> _YOUR TASK_
Copy every line of the following data that includes the string "image".

> _DATA SUPPLIED_
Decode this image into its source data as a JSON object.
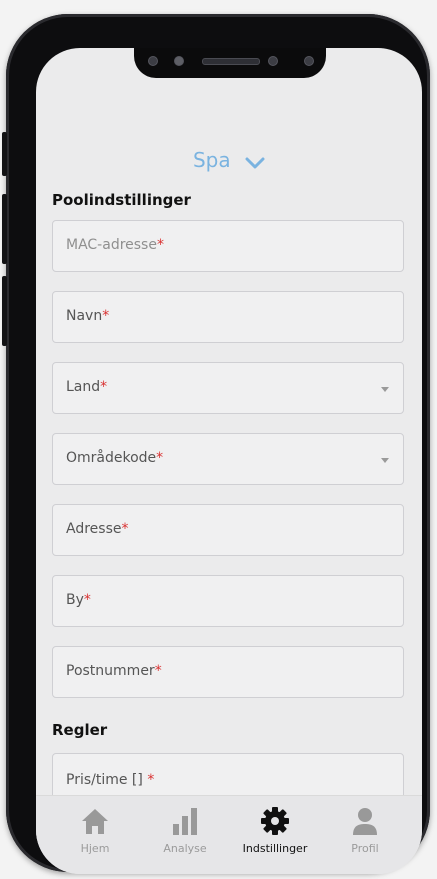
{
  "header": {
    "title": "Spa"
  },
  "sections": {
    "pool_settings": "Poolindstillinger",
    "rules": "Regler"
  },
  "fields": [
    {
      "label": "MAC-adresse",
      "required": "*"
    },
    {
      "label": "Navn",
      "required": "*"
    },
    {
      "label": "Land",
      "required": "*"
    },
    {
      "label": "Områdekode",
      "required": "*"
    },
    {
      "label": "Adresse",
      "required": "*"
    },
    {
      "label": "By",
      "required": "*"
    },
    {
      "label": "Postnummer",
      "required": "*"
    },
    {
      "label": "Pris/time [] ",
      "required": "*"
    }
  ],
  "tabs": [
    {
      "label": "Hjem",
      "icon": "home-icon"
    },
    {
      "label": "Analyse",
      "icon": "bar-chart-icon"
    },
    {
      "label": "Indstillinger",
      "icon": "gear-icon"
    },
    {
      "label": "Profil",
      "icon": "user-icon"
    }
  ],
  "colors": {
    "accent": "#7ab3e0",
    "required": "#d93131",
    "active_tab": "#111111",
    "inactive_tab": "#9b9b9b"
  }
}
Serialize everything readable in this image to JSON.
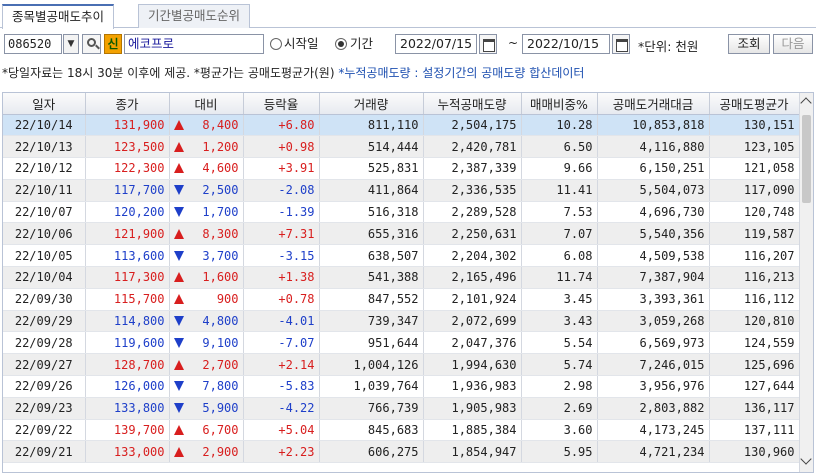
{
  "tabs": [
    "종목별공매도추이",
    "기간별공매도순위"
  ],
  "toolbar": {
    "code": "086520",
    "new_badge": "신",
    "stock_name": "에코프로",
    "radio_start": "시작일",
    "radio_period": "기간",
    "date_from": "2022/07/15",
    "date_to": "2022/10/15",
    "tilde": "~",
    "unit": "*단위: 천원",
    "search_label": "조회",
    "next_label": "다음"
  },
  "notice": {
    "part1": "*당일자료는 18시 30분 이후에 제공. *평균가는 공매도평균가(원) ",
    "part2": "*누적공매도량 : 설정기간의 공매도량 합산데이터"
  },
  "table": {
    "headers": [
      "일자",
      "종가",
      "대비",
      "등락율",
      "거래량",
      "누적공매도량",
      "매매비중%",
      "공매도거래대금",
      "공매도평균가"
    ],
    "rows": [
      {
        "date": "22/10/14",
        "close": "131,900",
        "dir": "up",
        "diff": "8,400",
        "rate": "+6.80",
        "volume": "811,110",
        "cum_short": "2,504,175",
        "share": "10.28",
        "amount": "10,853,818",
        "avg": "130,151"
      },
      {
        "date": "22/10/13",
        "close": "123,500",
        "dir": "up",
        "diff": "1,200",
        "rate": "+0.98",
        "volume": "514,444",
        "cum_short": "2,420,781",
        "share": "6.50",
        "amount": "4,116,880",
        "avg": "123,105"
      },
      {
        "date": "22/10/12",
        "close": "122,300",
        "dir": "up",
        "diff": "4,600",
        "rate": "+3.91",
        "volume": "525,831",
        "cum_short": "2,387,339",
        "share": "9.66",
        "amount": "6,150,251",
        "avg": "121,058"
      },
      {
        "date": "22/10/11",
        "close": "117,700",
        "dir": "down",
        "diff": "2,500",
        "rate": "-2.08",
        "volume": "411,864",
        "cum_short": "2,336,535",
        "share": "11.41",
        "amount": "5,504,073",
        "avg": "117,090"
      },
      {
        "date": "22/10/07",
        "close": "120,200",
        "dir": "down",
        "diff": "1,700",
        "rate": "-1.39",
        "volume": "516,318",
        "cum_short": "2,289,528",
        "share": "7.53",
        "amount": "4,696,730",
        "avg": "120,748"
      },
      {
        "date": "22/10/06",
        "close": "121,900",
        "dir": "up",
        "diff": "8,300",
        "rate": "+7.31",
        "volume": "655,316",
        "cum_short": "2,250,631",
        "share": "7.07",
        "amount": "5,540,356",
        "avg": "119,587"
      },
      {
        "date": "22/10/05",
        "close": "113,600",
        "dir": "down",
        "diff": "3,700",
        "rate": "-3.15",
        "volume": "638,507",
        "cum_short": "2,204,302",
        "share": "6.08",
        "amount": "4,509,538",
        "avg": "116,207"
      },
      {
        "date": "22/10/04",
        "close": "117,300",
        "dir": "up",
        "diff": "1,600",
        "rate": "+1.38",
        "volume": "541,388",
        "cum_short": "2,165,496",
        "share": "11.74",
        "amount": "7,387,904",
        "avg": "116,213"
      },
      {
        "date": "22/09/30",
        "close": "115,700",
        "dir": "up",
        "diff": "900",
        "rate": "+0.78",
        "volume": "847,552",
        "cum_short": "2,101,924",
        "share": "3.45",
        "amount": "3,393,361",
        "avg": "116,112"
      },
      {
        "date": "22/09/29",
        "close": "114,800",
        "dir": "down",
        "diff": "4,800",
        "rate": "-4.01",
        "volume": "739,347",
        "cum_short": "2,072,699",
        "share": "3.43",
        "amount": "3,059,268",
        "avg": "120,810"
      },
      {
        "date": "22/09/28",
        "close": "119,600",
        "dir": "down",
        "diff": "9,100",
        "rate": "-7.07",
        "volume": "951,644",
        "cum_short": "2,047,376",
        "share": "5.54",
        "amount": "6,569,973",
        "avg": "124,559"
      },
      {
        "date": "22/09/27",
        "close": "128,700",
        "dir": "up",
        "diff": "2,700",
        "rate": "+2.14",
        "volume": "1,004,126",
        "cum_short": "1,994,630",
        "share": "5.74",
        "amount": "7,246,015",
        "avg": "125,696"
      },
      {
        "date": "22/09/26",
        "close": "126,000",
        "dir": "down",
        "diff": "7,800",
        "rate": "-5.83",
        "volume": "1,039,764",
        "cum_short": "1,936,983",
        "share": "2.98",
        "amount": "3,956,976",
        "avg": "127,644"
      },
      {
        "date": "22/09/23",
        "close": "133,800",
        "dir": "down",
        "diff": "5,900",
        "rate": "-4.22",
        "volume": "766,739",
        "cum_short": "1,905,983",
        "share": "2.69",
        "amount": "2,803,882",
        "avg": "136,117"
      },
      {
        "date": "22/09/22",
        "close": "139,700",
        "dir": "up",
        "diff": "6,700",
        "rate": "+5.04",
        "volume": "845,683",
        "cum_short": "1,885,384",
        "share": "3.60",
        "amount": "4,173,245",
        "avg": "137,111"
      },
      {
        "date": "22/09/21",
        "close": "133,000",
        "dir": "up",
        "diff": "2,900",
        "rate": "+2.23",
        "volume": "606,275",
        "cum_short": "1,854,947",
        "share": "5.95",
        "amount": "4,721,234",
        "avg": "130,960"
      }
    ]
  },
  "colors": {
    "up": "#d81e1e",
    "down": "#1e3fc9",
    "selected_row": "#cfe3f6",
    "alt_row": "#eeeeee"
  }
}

> _ANSWER TO THE TASK_
Decode this image into its source data as a JSON object.
Serialize everything readable in this image to JSON.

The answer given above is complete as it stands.